- [Exercise brief]: Take the material below and retype it in full; pictures are left out.

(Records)

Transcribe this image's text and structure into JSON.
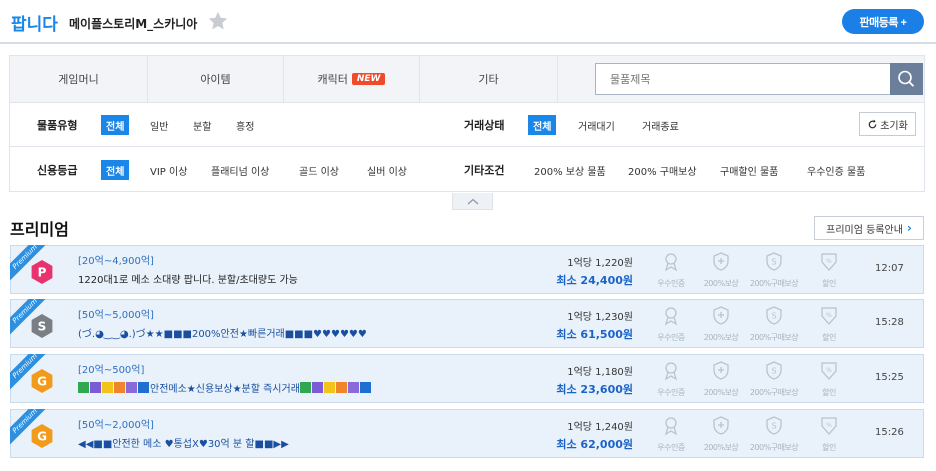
{
  "header": {
    "sell_label": "팝니다",
    "game_name": "메이플스토리M_스카니아",
    "register_button": "판매등록 +"
  },
  "tabs": [
    {
      "label": "게임머니"
    },
    {
      "label": "아이템"
    },
    {
      "label": "캐릭터",
      "badge": "NEW"
    },
    {
      "label": "기타"
    }
  ],
  "search": {
    "placeholder": "물품제목"
  },
  "filters": {
    "product_type": {
      "label": "물품유형",
      "options": [
        "전체",
        "일반",
        "분할",
        "흥정"
      ],
      "selected": "전체"
    },
    "trade_status": {
      "label": "거래상태",
      "options": [
        "전체",
        "거래대기",
        "거래종료"
      ],
      "selected": "전체"
    },
    "reset_label": "초기화",
    "credit": {
      "label": "신용등급",
      "options": [
        "전체",
        "VIP 이상",
        "플래티넘 이상",
        "골드 이상",
        "실버 이상"
      ],
      "selected": "전체"
    },
    "other": {
      "label": "기타조건",
      "options": [
        "200% 보상 물품",
        "200% 구매보상",
        "구매할인 물품",
        "우수인증 물품"
      ]
    }
  },
  "premium": {
    "title": "프리미엄",
    "guide_button": "프리미엄 등록안내",
    "ribbon_label": "Premium",
    "cert_labels": [
      "우수인증",
      "200%보상",
      "200%구매보상",
      "할인"
    ],
    "listings": [
      {
        "grade": "P",
        "grade_color": "#e8336e",
        "range": "[20억~4,900억]",
        "title": "1220대1로 메소 소대량 팝니다. 분할/초대량도 가능",
        "unit_price": "1억당 1,220원",
        "min_price": "최소 24,400원",
        "time": "12:07"
      },
      {
        "grade": "S",
        "grade_color": "#7a7f86",
        "range": "[50억~5,000억]",
        "title": "(づ.◕‿‿◕.)づ★★■■■200%안전★빠른거래■■■♥♥♥♥♥♥",
        "unit_price": "1억당 1,230원",
        "min_price": "최소 61,500원",
        "time": "15:28"
      },
      {
        "grade": "G",
        "grade_color": "#f29a1a",
        "range": "[20억~500억]",
        "title_before": "안전메소★신용보상★분할 즉시거래",
        "unit_price": "1억당 1,180원",
        "min_price": "최소 23,600원",
        "time": "15:25"
      },
      {
        "grade": "G",
        "grade_color": "#f29a1a",
        "range": "[50억~2,000억]",
        "title": "◀◀■■안전한 메소 ♥통섭X♥30억 분 할■■▶▶",
        "unit_price": "1억당 1,240원",
        "min_price": "최소 62,000원",
        "time": "15:26"
      }
    ]
  },
  "colors": {
    "accent": "#1a86e8",
    "new_badge": "#f04a2a",
    "row_bg": "#e9f2fb"
  }
}
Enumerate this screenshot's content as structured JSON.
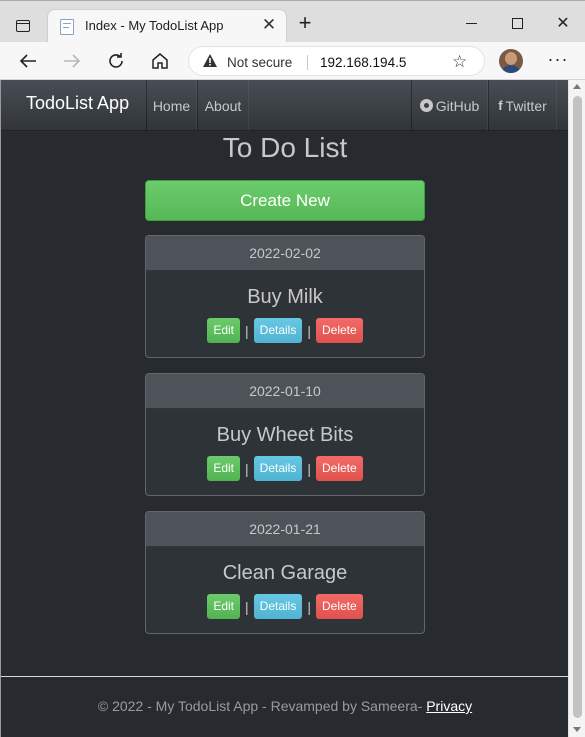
{
  "browser": {
    "tab_title": "Index - My TodoList App",
    "new_tab": "+",
    "close_tab": "✕",
    "security_label": "Not secure",
    "url": "192.168.194.5",
    "more": "···"
  },
  "navbar": {
    "brand": "TodoList App",
    "links": [
      "Home",
      "About"
    ],
    "social": [
      {
        "icon": "github-icon",
        "label": "GitHub"
      },
      {
        "icon": "facebook-icon",
        "label": "Twitter"
      }
    ]
  },
  "page": {
    "heading": "To Do List",
    "create_button": "Create New"
  },
  "todos": [
    {
      "date": "2022-02-02",
      "title": "Buy Milk"
    },
    {
      "date": "2022-01-10",
      "title": "Buy Wheet Bits"
    },
    {
      "date": "2022-01-21",
      "title": "Clean Garage"
    }
  ],
  "actions": {
    "edit": "Edit",
    "details": "Details",
    "delete": "Delete",
    "separator": "|"
  },
  "footer": {
    "text": "© 2022 - My TodoList App - Revamped by Sameera- ",
    "privacy": "Privacy"
  },
  "colors": {
    "page_bg": "#272b30",
    "navbar_bg": "#3a3f44",
    "success": "#62c462",
    "info": "#5bc0de",
    "danger": "#ee5f5b"
  }
}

- [Output for this exercise]:
Transcribe this image's text and structure into JSON.
{
  "header": {
    "sell_label": "팝니다",
    "game_name": "메이플스토리M_스카니아",
    "register_button": "판매등록 +"
  },
  "tabs": [
    {
      "label": "게임머니"
    },
    {
      "label": "아이템"
    },
    {
      "label": "캐릭터",
      "badge": "NEW"
    },
    {
      "label": "기타"
    }
  ],
  "search": {
    "placeholder": "물품제목"
  },
  "filters": {
    "product_type": {
      "label": "물품유형",
      "options": [
        "전체",
        "일반",
        "분할",
        "흥정"
      ],
      "selected": "전체"
    },
    "trade_status": {
      "label": "거래상태",
      "options": [
        "전체",
        "거래대기",
        "거래종료"
      ],
      "selected": "전체"
    },
    "reset_label": "초기화",
    "credit": {
      "label": "신용등급",
      "options": [
        "전체",
        "VIP 이상",
        "플래티넘 이상",
        "골드 이상",
        "실버 이상"
      ],
      "selected": "전체"
    },
    "other": {
      "label": "기타조건",
      "options": [
        "200% 보상 물품",
        "200% 구매보상",
        "구매할인 물품",
        "우수인증 물품"
      ]
    }
  },
  "premium": {
    "title": "프리미엄",
    "guide_button": "프리미엄 등록안내",
    "ribbon_label": "Premium",
    "cert_labels": [
      "우수인증",
      "200%보상",
      "200%구매보상",
      "할인"
    ],
    "listings": [
      {
        "grade": "P",
        "grade_color": "#e8336e",
        "range": "[20억~4,900억]",
        "title": "1220대1로 메소 소대량 팝니다. 분할/초대량도 가능",
        "unit_price": "1억당 1,220원",
        "min_price": "최소 24,400원",
        "time": "12:07"
      },
      {
        "grade": "S",
        "grade_color": "#7a7f86",
        "range": "[50억~5,000억]",
        "title": "(づ.◕‿‿◕.)づ★★■■■200%안전★빠른거래■■■♥♥♥♥♥♥",
        "unit_price": "1억당 1,230원",
        "min_price": "최소 61,500원",
        "time": "15:28"
      },
      {
        "grade": "G",
        "grade_color": "#f29a1a",
        "range": "[20억~500억]",
        "title_before": "안전메소★신용보상★분할 즉시거래",
        "unit_price": "1억당 1,180원",
        "min_price": "최소 23,600원",
        "time": "15:25"
      },
      {
        "grade": "G",
        "grade_color": "#f29a1a",
        "range": "[50억~2,000억]",
        "title": "◀◀■■안전한 메소 ♥통섭X♥30억 분 할■■▶▶",
        "unit_price": "1억당 1,240원",
        "min_price": "최소 62,000원",
        "time": "15:26"
      }
    ]
  },
  "colors": {
    "accent": "#1a86e8",
    "new_badge": "#f04a2a",
    "row_bg": "#e9f2fb"
  }
}
Enumerate this screenshot's content as structured JSON.
{
  "browser": {
    "tab_title": "Index - My TodoList App",
    "new_tab": "+",
    "close_tab": "✕",
    "security_label": "Not secure",
    "url": "192.168.194.5",
    "more": "···"
  },
  "navbar": {
    "brand": "TodoList App",
    "links": [
      "Home",
      "About"
    ],
    "social": [
      {
        "icon": "github-icon",
        "label": "GitHub"
      },
      {
        "icon": "facebook-icon",
        "label": "Twitter"
      }
    ]
  },
  "page": {
    "heading": "To Do List",
    "create_button": "Create New"
  },
  "todos": [
    {
      "date": "2022-02-02",
      "title": "Buy Milk"
    },
    {
      "date": "2022-01-10",
      "title": "Buy Wheet Bits"
    },
    {
      "date": "2022-01-21",
      "title": "Clean Garage"
    }
  ],
  "actions": {
    "edit": "Edit",
    "details": "Details",
    "delete": "Delete",
    "separator": "|"
  },
  "footer": {
    "text": "© 2022 - My TodoList App - Revamped by Sameera- ",
    "privacy": "Privacy"
  },
  "colors": {
    "page_bg": "#272b30",
    "navbar_bg": "#3a3f44",
    "success": "#62c462",
    "info": "#5bc0de",
    "danger": "#ee5f5b"
  }
}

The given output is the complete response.